WHAT YOU ARE ASKED TO DO
Look through the records below, and copy out every line that holds the string "Rendering".

RECORDS FOR THE TASK
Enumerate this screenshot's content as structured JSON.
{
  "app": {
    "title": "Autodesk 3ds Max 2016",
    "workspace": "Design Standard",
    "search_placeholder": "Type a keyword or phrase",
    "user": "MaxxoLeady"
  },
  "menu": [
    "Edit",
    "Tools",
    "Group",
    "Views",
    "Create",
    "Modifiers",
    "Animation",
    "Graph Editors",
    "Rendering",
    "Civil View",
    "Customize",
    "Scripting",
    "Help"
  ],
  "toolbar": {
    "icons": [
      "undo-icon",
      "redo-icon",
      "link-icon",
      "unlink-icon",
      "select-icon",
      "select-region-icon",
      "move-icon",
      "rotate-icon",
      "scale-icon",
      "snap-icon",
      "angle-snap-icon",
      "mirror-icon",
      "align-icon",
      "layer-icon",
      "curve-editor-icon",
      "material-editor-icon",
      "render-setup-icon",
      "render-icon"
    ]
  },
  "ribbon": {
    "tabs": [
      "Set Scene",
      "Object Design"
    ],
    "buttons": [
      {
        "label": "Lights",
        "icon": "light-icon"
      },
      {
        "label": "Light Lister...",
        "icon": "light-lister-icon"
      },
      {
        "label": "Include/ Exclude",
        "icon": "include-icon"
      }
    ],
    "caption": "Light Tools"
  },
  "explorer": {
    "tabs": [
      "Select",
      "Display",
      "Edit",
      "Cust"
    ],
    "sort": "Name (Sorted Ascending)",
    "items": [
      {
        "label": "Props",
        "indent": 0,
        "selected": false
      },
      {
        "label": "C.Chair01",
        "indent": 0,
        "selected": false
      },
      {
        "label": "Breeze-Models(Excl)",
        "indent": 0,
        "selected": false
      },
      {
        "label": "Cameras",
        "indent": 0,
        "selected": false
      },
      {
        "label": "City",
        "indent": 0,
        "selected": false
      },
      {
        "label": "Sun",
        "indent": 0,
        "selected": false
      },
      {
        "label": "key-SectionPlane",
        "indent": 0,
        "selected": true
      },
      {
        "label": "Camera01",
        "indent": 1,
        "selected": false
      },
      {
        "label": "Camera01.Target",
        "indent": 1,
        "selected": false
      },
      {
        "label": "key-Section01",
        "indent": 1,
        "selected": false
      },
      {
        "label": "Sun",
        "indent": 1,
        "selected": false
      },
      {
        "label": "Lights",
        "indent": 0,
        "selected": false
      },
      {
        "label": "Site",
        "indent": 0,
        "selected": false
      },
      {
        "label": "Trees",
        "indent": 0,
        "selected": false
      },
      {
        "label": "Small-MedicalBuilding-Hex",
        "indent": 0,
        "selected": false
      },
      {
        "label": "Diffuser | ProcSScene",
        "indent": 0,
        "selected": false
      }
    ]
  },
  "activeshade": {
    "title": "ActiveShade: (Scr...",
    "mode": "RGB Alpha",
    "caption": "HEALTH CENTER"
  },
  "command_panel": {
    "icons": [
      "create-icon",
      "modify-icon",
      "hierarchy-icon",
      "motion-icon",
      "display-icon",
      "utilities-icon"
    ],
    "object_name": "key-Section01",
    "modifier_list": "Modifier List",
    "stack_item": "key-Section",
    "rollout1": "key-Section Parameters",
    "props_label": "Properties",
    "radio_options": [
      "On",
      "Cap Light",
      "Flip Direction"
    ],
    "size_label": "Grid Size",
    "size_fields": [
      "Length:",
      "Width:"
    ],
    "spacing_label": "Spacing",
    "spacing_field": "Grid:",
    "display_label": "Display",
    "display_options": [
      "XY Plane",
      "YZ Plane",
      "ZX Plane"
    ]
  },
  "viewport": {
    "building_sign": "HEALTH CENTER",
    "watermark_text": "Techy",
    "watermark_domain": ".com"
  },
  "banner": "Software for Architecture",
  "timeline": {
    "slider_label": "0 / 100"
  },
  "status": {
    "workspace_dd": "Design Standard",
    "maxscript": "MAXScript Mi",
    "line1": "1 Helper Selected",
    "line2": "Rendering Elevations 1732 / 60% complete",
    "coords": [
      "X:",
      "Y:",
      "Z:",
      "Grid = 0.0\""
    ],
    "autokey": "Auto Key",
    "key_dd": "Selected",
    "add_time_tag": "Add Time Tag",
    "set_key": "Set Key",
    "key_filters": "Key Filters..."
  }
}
* * *
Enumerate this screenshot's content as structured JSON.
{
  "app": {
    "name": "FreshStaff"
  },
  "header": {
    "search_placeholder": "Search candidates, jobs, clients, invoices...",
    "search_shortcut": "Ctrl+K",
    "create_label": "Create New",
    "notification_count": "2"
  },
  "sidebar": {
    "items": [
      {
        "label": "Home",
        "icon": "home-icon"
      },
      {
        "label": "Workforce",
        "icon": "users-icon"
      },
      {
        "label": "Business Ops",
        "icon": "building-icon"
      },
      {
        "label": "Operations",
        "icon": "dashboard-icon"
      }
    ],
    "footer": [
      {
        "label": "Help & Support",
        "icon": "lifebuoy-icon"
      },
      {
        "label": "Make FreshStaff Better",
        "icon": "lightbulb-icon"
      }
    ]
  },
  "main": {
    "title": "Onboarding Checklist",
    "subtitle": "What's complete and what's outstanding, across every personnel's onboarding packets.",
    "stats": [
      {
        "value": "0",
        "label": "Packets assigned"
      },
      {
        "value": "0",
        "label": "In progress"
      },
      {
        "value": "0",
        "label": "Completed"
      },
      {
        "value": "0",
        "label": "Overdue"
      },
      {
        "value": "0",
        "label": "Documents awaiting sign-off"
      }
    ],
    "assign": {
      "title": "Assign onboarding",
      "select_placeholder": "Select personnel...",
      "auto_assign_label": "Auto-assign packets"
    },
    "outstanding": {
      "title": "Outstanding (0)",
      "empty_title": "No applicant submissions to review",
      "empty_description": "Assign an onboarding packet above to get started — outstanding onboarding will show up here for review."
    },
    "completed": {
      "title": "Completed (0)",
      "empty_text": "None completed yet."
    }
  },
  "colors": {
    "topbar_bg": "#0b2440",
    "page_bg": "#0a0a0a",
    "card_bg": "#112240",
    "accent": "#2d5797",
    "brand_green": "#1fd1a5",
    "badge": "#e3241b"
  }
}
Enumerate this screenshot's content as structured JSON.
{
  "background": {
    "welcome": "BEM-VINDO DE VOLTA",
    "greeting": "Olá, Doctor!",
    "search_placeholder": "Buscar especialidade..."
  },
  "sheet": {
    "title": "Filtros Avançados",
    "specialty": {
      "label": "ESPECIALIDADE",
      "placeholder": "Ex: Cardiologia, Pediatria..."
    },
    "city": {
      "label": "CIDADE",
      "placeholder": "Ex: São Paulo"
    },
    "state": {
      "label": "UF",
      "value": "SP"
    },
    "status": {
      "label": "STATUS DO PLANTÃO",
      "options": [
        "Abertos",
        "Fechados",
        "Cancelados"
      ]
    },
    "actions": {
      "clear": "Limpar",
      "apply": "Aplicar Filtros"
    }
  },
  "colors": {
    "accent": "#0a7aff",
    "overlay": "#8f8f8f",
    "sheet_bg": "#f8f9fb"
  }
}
...
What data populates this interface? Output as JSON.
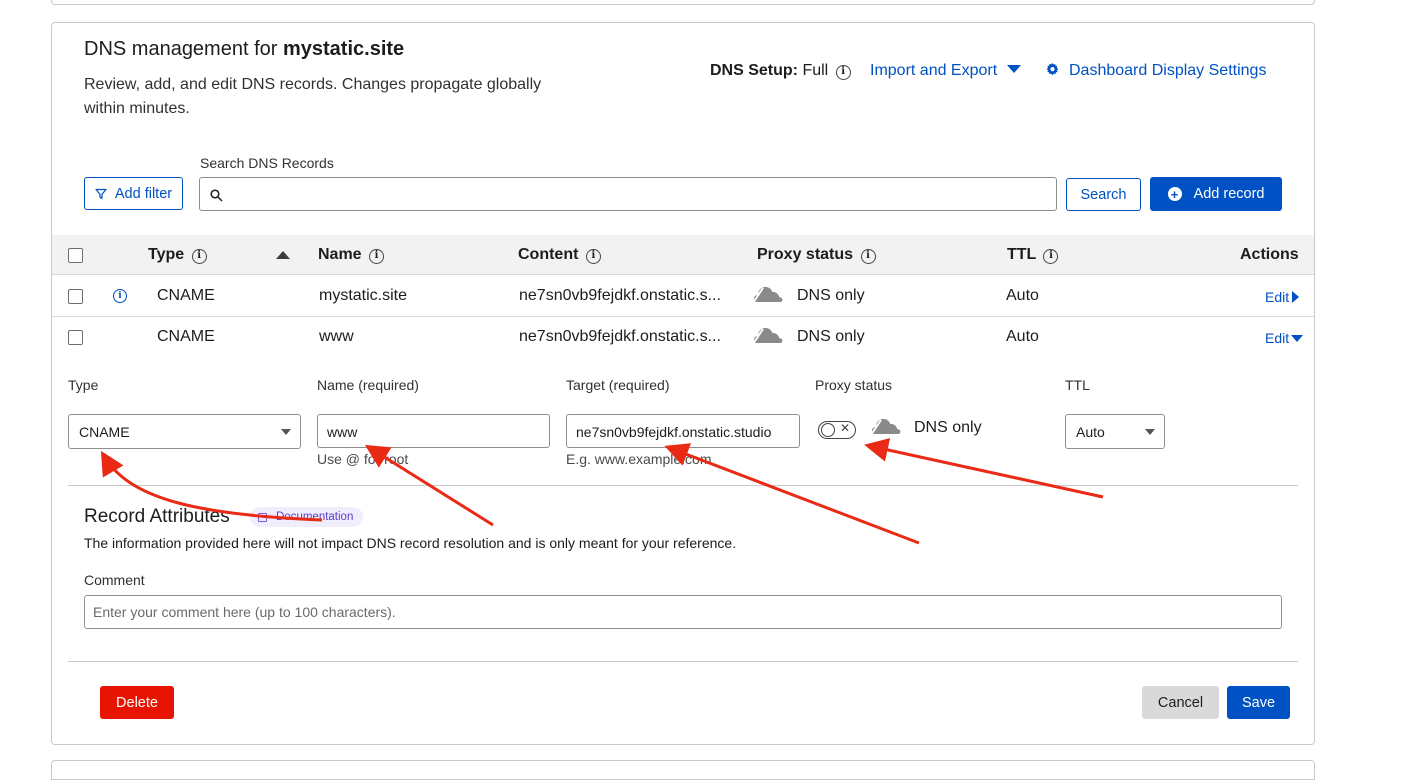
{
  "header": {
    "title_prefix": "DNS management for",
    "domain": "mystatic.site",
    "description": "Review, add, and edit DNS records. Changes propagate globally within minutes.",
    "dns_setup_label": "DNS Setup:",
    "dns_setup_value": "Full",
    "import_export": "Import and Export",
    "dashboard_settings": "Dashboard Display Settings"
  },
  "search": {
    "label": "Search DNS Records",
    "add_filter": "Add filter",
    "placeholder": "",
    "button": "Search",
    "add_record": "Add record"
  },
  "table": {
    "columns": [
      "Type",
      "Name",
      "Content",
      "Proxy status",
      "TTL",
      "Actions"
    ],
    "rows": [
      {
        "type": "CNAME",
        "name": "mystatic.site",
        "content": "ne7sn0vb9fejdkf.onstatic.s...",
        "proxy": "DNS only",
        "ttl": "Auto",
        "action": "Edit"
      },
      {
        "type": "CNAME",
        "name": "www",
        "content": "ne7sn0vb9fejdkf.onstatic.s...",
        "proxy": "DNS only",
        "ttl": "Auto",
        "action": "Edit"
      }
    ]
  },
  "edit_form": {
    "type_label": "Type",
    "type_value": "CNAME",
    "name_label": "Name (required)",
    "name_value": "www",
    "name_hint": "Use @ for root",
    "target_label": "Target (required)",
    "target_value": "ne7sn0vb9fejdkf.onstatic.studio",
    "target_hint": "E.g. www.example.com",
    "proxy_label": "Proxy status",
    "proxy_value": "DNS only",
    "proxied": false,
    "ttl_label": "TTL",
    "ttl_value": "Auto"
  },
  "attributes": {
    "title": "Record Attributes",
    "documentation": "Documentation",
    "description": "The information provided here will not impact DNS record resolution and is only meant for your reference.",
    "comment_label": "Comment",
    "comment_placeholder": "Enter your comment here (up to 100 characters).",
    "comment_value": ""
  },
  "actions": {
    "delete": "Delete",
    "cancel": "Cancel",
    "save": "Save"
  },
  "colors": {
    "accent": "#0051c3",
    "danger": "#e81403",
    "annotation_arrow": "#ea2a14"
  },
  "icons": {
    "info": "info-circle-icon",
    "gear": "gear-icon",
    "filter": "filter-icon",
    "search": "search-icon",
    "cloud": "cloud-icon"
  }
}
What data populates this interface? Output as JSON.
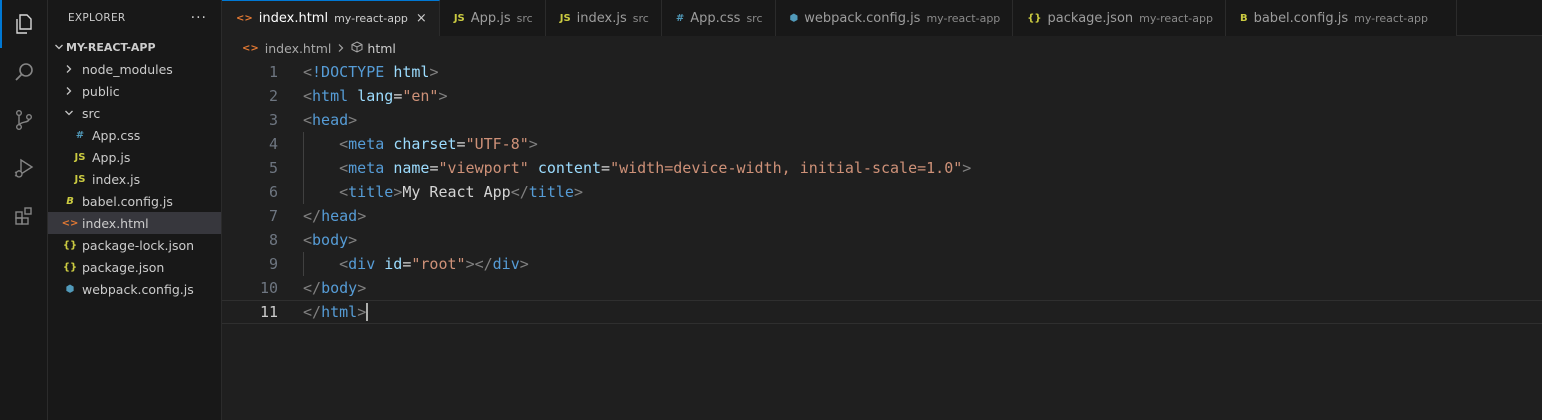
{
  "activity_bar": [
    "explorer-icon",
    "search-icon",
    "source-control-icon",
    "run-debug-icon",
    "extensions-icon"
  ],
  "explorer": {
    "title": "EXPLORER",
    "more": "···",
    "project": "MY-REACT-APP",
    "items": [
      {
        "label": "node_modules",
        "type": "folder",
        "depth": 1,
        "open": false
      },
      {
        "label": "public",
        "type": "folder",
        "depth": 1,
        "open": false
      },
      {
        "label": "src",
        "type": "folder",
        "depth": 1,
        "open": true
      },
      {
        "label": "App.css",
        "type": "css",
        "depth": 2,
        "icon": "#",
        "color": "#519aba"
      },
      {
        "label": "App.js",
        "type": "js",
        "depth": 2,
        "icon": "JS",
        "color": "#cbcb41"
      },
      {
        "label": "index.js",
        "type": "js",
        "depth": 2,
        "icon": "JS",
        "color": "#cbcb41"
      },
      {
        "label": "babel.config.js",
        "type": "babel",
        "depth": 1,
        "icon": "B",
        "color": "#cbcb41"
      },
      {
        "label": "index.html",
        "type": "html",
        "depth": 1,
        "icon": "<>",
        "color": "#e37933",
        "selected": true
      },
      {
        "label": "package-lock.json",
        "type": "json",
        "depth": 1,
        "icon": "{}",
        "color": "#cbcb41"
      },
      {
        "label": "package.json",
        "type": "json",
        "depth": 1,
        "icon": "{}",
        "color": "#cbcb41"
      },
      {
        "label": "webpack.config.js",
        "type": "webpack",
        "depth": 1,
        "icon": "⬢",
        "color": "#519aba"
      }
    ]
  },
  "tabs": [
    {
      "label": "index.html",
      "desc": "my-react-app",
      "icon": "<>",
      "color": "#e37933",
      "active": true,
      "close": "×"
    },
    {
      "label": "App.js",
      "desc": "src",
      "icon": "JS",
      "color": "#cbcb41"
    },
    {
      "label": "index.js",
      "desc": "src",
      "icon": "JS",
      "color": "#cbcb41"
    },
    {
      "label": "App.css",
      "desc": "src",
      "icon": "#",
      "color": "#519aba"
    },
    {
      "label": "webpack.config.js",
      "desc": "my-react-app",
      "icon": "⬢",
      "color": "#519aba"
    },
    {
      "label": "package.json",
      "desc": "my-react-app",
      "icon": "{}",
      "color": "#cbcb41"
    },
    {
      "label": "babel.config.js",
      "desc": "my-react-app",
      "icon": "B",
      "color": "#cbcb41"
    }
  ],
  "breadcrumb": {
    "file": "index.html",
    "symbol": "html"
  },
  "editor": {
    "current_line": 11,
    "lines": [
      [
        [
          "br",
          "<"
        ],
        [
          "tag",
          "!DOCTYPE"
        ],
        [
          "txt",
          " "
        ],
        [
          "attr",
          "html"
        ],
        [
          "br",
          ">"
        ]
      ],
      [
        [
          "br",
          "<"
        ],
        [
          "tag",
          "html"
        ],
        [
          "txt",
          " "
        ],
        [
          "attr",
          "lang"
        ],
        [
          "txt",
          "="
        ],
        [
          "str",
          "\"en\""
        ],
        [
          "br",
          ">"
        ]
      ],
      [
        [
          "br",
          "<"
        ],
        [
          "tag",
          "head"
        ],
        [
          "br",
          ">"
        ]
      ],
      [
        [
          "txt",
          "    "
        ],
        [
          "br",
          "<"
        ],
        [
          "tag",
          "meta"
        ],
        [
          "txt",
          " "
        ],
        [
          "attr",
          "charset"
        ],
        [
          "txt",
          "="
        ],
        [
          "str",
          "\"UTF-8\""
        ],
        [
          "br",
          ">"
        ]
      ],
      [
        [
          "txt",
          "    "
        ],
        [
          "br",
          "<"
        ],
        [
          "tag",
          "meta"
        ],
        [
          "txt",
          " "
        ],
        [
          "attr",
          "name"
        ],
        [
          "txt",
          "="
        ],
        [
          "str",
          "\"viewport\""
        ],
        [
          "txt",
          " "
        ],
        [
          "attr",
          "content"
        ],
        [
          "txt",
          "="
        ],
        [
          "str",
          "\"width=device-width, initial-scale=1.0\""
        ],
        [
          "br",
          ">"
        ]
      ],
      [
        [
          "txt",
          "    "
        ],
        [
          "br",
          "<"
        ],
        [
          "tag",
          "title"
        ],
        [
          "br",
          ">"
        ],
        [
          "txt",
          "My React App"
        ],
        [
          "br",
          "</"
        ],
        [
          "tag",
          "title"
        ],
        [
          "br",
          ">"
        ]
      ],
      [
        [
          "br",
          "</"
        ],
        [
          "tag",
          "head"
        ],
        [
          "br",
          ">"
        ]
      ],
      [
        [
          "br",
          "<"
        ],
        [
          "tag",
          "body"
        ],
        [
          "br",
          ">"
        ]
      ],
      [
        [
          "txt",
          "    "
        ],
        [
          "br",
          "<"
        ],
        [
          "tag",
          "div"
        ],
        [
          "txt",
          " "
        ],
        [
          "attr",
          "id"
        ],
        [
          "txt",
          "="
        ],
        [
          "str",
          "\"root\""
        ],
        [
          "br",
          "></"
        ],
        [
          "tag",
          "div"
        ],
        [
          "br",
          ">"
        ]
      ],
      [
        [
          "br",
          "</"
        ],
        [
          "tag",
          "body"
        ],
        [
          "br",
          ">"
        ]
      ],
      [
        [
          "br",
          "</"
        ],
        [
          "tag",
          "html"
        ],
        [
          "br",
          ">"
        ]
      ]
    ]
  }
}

ANSWER
    "Rendering",
    "line2": "Rendering Elevations 1732 / 60% complete",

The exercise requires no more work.